__AIM OF THE EXERCISE__. Print every line of the listing exactly, please.

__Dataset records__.
--------------------

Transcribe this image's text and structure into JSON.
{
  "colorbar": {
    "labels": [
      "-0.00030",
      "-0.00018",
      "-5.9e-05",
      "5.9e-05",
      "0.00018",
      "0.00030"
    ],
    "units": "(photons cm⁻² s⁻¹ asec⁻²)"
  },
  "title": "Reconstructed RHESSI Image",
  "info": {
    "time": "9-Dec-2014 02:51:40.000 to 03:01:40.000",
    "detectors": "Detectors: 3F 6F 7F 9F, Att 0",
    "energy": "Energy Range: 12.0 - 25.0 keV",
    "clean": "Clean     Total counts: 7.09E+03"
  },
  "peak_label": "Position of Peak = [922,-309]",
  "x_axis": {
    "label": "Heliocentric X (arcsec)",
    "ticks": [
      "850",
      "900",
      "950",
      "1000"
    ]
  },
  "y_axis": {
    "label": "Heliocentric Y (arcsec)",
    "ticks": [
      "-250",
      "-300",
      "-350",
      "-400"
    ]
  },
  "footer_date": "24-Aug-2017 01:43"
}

--------------------

__SOLUTION BELOW__.
Transcribe this image's text and structure into JSON.
{
  "colorbar": {
    "labels": [
      "-0.00030",
      "-0.00018",
      "-5.9e-05",
      "5.9e-05",
      "0.00018",
      "0.00030"
    ],
    "units": "(photons cm⁻² s⁻¹ asec⁻²)"
  },
  "title": "Reconstructed RHESSI Image",
  "info": {
    "time": "9-Dec-2014 02:51:40.000 to 03:01:40.000",
    "detectors": "Detectors: 3F 6F 7F 9F, Att 0",
    "energy": "Energy Range: 12.0 - 25.0 keV",
    "clean": "Clean     Total counts: 7.09E+03"
  },
  "peak_label": "Position of Peak = [922,-309]",
  "x_axis": {
    "label": "Heliocentric X (arcsec)",
    "ticks": [
      "850",
      "900",
      "950",
      "1000"
    ]
  },
  "y_axis": {
    "label": "Heliocentric Y (arcsec)",
    "ticks": [
      "-250",
      "-300",
      "-350",
      "-400"
    ]
  },
  "footer_date": "24-Aug-2017 01:43"
}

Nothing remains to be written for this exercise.